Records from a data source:

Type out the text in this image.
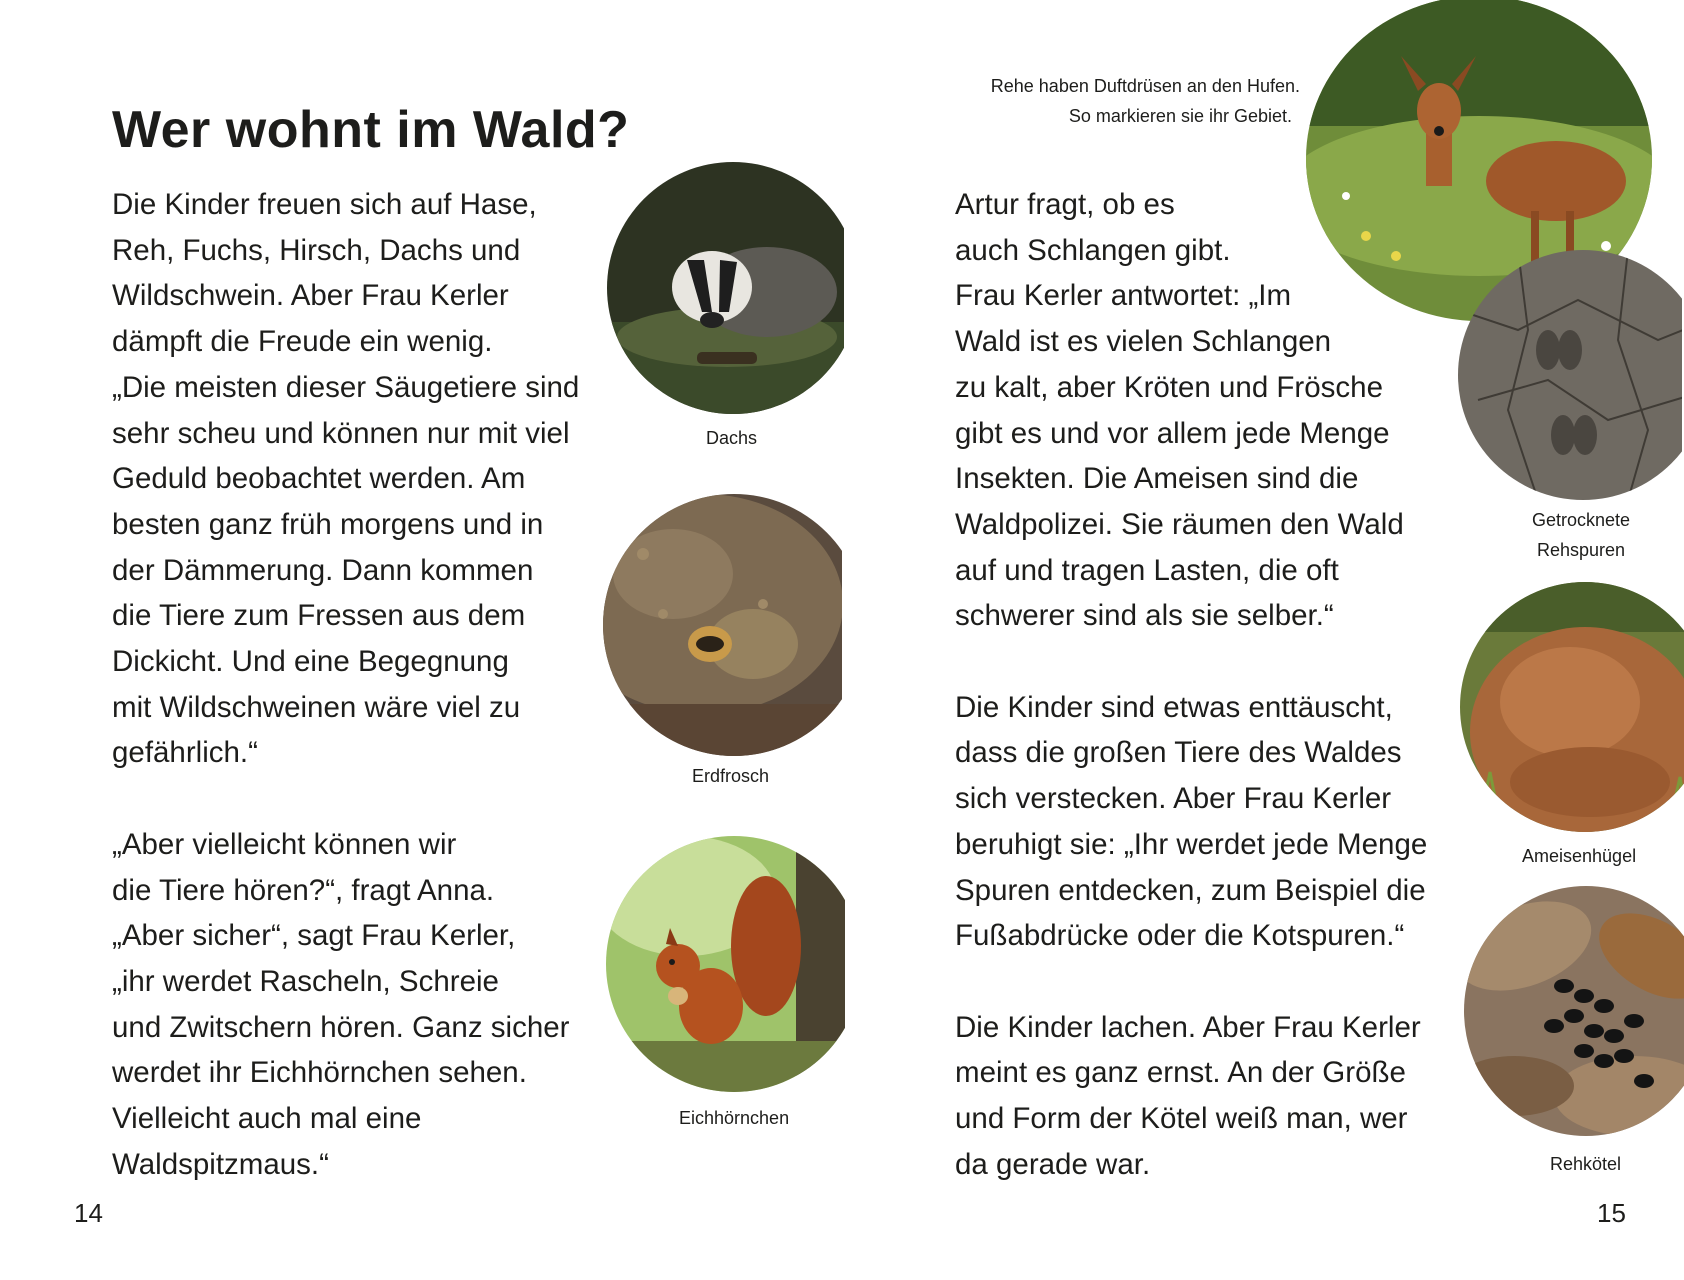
Wer wohnt im Wald?
Die Kinder freuen sich auf Hase,
Reh, Fuchs, Hirsch, Dachs und
Wildschwein. Aber Frau Kerler
dämpft die Freude ein wenig.
„Die meisten dieser Säugetiere sind
sehr scheu und können nur mit viel
Geduld beobachtet werden. Am
besten ganz früh morgens und in
der Dämmerung. Dann kommen
die Tiere zum Fressen aus dem
Dickicht. Und eine Begegnung
mit Wildschweinen wäre viel zu
gefährlich.“
„Aber vielleicht können wir
die Tiere hören?“, fragt Anna.
„Aber sicher“, sagt Frau Kerler,
„ihr werdet Rascheln, Schreie
und Zwitschern hören. Ganz sicher
werdet ihr Eichhörnchen sehen.
Vielleicht auch mal eine
Waldspitzmaus.“
Artur fragt, ob es
auch Schlangen gibt.
Frau Kerler antwortet: „Im
Wald ist es vielen Schlangen
zu kalt, aber Kröten und Frösche
gibt es und vor allem jede Menge
Insekten. Die Ameisen sind die
Waldpolizei. Sie räumen den Wald
auf und tragen Lasten, die oft
schwerer sind als sie selber.“
Die Kinder sind etwas enttäuscht,
dass die großen Tiere des Waldes
sich verstecken. Aber Frau Kerler
beruhigt sie: „Ihr werdet jede Menge
Spuren entdecken, zum Beispiel die
Fußabdrücke oder die Kotspuren.“
Die Kinder lachen. Aber Frau Kerler
meint es ganz ernst. An der Größe
und Form der Kötel weiß man, wer
da gerade war.
Dachs
Erdfrosch
Eichhörnchen
Rehe haben Duftdrüsen an den Hufen.
So markieren sie ihr Gebiet.
Getrocknete
Rehspuren
Ameisenhügel
Rehkötel
14	15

Exercise: Determine how many lines in the records contain "sind", and reply with the number only.

Solution for this exercise: 4